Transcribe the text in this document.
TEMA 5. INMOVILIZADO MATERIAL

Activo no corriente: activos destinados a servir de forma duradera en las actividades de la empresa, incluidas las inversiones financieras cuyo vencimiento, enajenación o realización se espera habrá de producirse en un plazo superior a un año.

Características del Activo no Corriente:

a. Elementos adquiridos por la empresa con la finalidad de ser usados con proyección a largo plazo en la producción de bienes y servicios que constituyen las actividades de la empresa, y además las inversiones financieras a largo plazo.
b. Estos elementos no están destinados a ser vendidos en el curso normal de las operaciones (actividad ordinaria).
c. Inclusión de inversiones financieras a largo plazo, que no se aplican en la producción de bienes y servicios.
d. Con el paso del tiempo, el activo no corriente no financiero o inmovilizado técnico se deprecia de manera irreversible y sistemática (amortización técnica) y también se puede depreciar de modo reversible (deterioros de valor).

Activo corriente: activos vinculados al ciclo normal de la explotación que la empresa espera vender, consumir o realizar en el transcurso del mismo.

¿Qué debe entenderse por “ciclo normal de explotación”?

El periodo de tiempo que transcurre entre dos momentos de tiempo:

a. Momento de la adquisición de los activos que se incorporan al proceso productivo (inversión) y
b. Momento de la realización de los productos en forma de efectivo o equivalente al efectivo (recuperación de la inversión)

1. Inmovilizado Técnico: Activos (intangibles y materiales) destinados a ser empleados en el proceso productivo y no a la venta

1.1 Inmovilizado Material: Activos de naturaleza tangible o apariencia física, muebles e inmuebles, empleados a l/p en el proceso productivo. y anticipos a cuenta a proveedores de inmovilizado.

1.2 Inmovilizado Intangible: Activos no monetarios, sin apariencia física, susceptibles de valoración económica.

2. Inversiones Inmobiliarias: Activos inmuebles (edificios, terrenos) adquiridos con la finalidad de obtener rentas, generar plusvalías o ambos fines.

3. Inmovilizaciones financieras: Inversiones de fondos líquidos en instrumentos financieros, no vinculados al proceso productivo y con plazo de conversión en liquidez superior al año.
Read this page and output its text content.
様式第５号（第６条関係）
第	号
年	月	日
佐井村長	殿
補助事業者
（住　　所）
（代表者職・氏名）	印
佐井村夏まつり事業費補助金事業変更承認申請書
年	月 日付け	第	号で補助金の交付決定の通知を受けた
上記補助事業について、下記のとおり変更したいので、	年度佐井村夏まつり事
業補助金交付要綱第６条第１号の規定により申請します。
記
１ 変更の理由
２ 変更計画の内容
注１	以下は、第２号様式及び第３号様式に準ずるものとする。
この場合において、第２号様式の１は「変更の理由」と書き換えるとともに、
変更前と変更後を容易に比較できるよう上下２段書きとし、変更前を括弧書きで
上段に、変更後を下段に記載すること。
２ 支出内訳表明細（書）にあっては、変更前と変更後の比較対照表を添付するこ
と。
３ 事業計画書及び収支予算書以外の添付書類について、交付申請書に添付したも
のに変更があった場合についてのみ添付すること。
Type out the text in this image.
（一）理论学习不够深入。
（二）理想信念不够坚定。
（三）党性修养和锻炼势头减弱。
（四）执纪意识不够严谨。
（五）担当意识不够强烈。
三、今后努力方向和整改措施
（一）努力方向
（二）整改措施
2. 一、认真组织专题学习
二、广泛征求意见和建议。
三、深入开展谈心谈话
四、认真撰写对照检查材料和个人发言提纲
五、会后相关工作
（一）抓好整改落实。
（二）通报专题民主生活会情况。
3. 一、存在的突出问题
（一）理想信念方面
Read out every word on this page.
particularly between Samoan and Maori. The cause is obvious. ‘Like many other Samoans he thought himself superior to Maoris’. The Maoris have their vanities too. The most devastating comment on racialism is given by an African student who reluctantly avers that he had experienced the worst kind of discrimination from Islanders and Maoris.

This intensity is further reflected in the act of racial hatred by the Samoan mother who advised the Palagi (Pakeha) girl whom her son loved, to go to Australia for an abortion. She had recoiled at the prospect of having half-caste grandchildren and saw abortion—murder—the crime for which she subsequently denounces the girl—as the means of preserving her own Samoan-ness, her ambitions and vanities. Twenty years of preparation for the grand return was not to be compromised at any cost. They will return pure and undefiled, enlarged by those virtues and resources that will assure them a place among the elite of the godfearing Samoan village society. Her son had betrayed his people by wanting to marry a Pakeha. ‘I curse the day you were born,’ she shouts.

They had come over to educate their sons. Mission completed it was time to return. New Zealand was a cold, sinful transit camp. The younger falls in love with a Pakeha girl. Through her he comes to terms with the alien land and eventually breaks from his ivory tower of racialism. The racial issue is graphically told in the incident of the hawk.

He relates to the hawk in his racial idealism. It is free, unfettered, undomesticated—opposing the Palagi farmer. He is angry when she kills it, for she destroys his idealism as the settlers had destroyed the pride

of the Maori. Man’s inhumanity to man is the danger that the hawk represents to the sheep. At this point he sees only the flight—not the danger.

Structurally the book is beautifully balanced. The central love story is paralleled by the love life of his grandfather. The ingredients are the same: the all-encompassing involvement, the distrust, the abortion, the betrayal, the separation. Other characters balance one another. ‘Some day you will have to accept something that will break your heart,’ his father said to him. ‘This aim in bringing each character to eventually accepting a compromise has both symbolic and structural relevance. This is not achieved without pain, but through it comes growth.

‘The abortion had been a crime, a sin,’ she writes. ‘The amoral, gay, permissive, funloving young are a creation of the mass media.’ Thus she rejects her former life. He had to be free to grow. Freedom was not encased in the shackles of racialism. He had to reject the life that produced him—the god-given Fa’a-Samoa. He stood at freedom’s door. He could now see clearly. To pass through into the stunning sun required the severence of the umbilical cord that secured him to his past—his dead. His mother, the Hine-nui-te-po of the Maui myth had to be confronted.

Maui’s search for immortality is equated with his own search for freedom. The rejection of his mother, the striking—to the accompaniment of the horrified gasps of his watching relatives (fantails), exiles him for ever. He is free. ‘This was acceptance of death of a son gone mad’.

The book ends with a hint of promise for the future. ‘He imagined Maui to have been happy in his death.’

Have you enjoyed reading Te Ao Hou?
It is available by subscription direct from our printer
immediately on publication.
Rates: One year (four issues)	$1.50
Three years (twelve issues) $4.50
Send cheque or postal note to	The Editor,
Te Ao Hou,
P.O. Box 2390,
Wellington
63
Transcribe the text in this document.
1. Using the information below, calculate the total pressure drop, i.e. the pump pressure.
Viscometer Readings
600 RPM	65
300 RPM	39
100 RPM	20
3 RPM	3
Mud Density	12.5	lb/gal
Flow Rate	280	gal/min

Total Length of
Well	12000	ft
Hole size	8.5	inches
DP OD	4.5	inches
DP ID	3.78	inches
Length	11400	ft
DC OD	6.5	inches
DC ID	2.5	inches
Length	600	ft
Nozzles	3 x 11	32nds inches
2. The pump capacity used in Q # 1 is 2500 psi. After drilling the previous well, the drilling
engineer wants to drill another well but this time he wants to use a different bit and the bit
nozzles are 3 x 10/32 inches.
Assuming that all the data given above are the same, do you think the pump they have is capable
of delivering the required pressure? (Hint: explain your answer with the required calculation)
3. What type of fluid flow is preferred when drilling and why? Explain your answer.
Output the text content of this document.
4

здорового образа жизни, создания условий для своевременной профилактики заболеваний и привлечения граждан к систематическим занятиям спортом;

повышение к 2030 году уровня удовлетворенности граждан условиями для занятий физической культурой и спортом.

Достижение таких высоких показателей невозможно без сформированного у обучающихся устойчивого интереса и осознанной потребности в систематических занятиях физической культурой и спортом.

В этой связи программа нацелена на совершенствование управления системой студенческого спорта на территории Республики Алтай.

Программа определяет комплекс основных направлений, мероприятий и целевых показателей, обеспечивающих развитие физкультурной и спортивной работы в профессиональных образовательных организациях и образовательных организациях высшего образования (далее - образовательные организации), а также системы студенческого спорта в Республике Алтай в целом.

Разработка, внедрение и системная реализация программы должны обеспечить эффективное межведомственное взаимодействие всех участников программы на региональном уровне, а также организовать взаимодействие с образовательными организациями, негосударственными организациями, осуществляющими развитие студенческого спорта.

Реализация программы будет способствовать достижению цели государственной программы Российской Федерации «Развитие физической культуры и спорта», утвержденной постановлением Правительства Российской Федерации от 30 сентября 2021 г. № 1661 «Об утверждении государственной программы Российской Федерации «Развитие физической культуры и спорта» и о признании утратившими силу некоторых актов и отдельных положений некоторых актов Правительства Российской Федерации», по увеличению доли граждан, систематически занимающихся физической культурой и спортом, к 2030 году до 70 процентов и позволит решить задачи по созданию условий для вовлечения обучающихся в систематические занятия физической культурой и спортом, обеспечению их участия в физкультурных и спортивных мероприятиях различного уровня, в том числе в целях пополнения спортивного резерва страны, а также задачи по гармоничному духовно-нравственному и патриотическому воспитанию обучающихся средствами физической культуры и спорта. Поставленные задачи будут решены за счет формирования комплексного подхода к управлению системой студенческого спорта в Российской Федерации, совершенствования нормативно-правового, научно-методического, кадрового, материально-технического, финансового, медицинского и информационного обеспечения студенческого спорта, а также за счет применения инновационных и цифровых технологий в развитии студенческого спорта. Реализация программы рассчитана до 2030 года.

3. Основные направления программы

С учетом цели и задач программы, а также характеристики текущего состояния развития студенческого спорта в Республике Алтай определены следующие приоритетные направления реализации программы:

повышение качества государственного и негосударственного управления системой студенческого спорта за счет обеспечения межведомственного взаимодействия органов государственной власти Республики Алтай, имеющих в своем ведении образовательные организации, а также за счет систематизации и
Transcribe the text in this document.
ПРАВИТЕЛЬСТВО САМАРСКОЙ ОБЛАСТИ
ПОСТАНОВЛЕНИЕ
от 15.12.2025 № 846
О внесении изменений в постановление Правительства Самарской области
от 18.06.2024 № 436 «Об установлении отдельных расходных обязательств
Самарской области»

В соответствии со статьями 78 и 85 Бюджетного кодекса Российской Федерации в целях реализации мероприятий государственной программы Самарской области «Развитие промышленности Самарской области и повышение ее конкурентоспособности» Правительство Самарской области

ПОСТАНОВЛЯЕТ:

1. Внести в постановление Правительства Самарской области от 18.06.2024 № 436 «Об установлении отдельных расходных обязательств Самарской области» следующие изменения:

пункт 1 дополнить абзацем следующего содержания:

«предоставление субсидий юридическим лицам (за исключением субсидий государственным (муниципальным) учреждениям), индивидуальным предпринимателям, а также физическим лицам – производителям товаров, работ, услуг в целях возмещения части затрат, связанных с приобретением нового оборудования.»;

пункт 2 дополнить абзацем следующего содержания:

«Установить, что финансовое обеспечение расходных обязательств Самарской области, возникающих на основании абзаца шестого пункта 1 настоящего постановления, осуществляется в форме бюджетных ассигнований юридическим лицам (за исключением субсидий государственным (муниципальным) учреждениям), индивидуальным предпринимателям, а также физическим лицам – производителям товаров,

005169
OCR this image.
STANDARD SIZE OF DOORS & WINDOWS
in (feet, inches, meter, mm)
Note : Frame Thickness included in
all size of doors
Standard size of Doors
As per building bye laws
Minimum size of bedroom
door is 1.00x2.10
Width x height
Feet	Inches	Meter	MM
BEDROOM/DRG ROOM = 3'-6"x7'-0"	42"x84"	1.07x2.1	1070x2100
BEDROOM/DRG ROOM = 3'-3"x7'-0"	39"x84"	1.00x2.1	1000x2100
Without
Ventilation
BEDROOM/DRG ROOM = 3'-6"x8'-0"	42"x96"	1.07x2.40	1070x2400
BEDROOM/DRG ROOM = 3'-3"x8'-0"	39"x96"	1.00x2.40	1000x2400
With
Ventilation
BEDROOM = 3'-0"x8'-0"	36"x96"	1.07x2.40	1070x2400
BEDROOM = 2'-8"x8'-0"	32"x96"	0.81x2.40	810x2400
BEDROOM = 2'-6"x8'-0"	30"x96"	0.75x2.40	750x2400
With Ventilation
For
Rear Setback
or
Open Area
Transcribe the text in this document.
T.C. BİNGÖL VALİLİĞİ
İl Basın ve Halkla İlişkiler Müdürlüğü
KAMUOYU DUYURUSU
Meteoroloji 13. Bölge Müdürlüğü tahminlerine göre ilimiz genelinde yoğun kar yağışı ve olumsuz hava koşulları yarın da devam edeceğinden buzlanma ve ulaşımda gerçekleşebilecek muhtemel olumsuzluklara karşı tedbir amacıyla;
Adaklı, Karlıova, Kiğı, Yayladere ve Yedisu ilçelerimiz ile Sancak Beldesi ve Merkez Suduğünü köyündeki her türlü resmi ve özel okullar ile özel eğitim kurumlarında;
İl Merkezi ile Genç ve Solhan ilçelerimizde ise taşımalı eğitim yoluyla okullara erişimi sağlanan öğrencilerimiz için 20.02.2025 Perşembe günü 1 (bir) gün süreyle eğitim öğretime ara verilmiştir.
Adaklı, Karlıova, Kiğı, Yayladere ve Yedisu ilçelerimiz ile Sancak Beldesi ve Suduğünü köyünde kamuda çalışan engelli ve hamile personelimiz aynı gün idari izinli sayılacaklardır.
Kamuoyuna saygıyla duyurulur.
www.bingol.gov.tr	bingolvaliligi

● ● ●

Reproduce each line from the records that contains the word "реализации".

С учетом цели и задач программы, а также характеристики текущего состояния развития студенческого спорта в Республике Алтай определены следующие приоритетные направления реализации программы:
В соответствии со статьями 78 и 85 Бюджетного кодекса Российской Федерации в целях реализации мероприятий государственной программы Самарской области «Развитие промышленности Самарской области и повышение ее конкурентоспособности» Правительство Самарской области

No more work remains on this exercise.